[Exercise passage — start]
[EXPRESSO] Dedalus (2024) | Game Of Influence

Italian film time again, with Dedalus from director Roberto Manzetti, which premiered last December at Noir In Festival, and is now hitting theathers (during the now usual nationwide summer cinema promotional sale for European and Italian films).

The premise sees 6 influencers selected to partecipate in “Dedalus”, a highly marketed social network event that will see the partecipants compete in a series of trials, all livestreamed from a secret location, with the promise of further fame and riches.

But as the program goes on, the trails reveal themselves to be more and more dangerous, as the influencers end up caught in an elaborate vengeance plot…

It’s odd, because at times it looks like a influencer version of Squid Game, but it’s not that, yet it’s not really Saw, nor it’s akin to “PG13 non-horror Saw” that was Escape Room (there no enviromental puzzles or elaborate escape scenarios), and while it occasionally uses horror imagery and some horror adjacent material, it’s not a horror film.
[Exercise passage — finish]
[Records supplied — start]
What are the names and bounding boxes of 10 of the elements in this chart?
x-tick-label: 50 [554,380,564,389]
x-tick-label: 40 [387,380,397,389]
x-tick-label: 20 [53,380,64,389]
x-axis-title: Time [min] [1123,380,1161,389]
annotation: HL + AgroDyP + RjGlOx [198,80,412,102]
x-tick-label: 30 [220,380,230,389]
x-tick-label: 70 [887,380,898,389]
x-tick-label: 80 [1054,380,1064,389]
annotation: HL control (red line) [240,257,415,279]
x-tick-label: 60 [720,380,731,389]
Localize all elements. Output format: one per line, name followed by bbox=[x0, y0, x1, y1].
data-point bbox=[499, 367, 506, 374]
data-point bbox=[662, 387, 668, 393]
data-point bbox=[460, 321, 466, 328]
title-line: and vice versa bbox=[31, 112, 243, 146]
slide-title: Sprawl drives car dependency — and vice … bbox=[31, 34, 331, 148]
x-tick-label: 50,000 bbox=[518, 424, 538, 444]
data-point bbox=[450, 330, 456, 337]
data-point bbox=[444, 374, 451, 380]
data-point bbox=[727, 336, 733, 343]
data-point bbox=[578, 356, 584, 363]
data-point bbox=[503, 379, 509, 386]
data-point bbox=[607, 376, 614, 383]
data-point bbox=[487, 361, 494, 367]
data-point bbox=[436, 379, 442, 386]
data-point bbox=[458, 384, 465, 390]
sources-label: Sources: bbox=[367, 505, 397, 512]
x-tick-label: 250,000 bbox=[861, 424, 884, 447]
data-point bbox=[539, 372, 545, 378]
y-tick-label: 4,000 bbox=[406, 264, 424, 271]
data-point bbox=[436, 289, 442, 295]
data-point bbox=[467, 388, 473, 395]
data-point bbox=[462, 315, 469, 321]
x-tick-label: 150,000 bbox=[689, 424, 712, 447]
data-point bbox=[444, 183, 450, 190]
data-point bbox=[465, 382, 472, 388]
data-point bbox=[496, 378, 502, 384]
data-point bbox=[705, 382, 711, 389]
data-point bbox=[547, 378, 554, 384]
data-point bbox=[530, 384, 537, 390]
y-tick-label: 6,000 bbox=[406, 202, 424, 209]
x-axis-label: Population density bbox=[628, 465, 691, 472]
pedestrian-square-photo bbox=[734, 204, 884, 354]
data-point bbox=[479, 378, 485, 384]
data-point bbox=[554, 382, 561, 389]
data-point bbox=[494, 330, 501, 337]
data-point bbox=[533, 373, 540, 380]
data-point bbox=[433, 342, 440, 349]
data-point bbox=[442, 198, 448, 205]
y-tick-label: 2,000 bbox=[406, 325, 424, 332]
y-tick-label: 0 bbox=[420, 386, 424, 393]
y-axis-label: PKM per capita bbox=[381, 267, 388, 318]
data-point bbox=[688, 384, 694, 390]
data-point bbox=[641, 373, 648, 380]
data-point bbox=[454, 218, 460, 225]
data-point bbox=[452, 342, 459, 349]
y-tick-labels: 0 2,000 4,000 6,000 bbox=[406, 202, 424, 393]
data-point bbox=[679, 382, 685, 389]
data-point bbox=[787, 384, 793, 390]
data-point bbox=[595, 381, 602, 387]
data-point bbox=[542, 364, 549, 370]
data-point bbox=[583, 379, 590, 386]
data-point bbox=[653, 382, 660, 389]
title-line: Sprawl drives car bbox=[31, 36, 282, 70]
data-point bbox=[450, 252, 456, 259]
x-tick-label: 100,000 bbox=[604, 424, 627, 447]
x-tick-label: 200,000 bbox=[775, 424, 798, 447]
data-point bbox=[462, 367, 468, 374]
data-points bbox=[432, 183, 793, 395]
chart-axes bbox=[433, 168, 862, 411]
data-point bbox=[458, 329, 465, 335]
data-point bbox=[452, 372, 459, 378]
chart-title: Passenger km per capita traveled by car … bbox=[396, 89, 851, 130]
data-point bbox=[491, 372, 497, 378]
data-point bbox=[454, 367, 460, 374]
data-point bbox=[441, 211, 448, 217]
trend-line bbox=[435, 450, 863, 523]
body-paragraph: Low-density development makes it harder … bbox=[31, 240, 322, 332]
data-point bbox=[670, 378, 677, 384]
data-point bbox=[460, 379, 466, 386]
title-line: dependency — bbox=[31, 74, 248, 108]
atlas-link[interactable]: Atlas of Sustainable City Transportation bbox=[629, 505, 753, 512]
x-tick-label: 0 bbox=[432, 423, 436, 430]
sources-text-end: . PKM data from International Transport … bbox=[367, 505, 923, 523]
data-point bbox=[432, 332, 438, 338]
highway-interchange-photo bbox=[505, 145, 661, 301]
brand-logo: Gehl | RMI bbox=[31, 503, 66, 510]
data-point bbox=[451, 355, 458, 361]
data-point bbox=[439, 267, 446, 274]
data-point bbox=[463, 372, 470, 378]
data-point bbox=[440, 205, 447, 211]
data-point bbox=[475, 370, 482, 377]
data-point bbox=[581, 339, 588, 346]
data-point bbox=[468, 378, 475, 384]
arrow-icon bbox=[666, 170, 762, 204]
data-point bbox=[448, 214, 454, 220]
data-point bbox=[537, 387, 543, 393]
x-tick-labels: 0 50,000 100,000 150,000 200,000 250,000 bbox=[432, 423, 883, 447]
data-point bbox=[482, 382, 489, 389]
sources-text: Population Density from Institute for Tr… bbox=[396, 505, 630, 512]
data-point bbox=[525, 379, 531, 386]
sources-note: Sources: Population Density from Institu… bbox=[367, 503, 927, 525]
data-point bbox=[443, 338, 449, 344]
[Records supplied — finish]
Tasks and exercises »
[a] Translate this sentence from the Dedalus review into Spanish: "The premise sees 6 influencers selected to partecipate in “Dedalus”, a highly marketed social network event that will see the partecipants compete in a series of trials, all livestreamed from a secret location, with the promise of further fame and riches."
[b] Print the part of the Dedalus review that opens with the words containing "The premise sees" and closes with "fame and riches.".

Responses for each task »
[a] La premisa presenta a 6 influencers seleccionados para participar en «Dedalus», un evento de redes sociales con una intensa campaña de marketing en el que los participantes competirán en una serie de pruebas, todas transmitidas en directo desde un lugar secreto, con la promesa de más fama y riquezas.

[b]
The premise sees 6 influencers selected to partecipate in “Dedalus”, a highly marketed social network event that will see the partecipants compete in a series of trials, all livestreamed from a secret location, with the promise of further fame and riches.